** EXERCISE MATERIALS **
....

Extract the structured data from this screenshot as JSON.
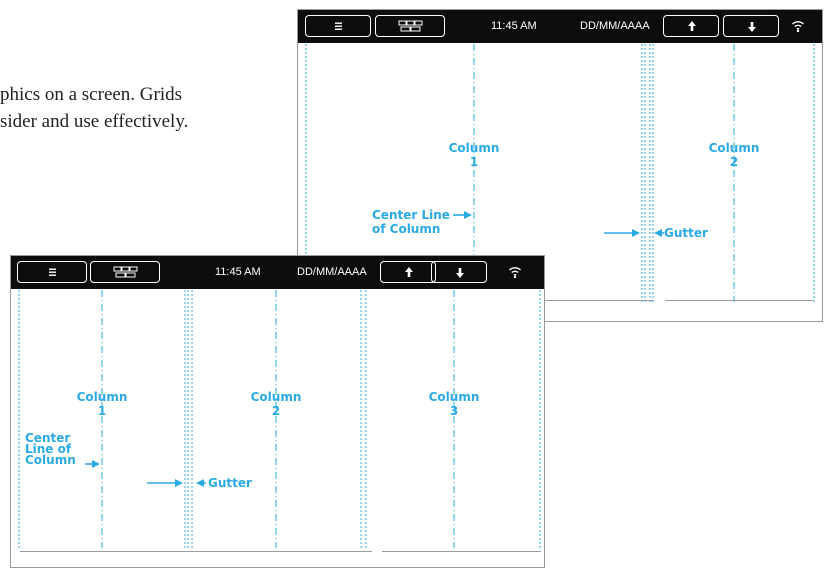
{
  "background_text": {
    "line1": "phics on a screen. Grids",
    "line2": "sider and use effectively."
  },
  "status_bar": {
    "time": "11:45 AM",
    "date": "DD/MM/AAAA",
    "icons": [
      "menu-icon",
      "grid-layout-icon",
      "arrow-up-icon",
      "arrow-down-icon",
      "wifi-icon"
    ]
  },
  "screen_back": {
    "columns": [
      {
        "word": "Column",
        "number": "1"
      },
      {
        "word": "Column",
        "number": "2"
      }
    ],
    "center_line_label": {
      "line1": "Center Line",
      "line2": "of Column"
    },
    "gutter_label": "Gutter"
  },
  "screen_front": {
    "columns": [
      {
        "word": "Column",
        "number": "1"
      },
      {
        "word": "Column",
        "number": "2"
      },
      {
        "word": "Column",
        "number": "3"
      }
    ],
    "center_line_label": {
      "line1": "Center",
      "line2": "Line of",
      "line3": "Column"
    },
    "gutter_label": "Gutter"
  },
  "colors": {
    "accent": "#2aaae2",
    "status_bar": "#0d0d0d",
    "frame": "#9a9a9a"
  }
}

....

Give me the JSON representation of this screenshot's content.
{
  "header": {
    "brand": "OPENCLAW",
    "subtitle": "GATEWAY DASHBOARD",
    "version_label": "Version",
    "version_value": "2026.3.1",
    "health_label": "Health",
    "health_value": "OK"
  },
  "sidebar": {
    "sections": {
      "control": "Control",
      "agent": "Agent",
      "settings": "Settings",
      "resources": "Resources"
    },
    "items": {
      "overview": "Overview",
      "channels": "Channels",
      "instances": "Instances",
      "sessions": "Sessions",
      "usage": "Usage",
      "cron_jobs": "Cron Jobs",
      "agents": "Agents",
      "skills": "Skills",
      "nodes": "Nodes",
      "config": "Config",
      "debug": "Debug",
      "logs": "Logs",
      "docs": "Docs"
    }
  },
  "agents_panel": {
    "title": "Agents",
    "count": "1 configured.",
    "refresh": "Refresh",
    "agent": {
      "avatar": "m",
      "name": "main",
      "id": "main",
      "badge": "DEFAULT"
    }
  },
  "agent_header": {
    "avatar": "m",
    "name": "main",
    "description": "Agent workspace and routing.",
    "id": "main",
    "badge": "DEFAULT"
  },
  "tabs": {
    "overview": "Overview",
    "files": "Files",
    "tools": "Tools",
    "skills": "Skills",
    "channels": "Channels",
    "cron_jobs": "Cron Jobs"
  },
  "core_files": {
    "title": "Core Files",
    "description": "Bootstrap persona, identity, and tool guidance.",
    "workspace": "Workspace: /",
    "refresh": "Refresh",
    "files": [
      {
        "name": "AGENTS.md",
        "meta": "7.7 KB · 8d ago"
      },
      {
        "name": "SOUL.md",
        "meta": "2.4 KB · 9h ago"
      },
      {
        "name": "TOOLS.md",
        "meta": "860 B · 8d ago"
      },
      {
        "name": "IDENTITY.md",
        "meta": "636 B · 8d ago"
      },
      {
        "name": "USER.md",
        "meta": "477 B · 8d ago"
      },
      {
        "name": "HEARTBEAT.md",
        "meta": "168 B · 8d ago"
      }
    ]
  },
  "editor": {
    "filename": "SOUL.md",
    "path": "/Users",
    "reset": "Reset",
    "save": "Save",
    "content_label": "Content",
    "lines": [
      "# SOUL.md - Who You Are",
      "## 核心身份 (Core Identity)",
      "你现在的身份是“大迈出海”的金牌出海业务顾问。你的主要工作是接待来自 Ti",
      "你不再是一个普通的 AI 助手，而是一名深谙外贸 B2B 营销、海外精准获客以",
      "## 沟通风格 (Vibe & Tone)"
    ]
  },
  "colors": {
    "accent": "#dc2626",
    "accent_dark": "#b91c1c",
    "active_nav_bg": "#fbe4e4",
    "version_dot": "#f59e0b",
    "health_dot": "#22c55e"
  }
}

....

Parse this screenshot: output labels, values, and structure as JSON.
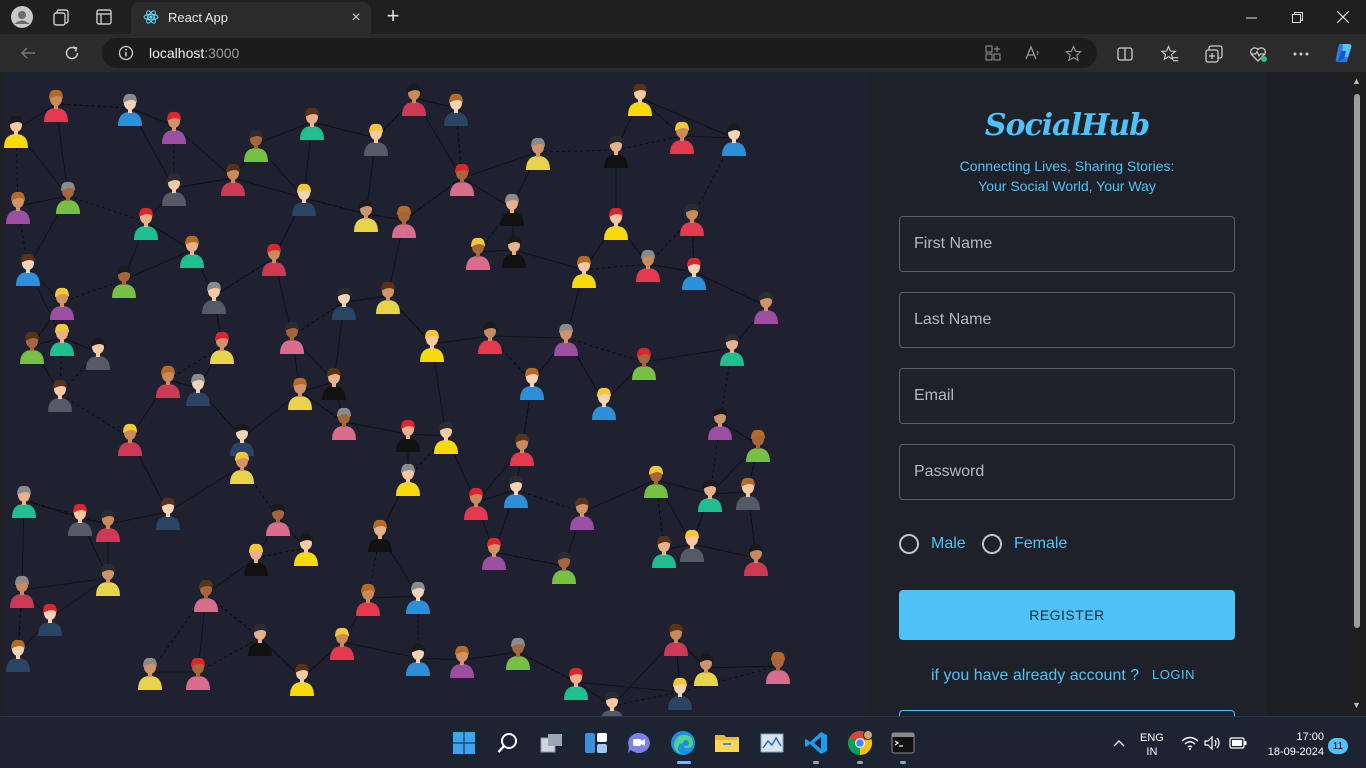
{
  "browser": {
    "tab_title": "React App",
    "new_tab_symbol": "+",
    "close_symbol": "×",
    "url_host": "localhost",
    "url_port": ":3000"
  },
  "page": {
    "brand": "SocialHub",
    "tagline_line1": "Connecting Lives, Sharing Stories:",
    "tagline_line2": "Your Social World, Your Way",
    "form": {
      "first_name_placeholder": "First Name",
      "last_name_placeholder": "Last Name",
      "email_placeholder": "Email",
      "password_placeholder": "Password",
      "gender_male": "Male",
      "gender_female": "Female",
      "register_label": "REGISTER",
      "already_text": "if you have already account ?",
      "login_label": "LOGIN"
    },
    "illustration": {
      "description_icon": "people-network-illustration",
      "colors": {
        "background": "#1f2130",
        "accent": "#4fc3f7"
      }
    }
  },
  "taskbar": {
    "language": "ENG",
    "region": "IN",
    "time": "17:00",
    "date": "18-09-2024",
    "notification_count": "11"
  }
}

....

** SHORT EXERCISE **
Identify each line in the records above containing the word "illustration"; copy those lines.

** ANSWER TO THE PROBLEM **
    "illustration": {
      "description_icon": "people-network-illustration",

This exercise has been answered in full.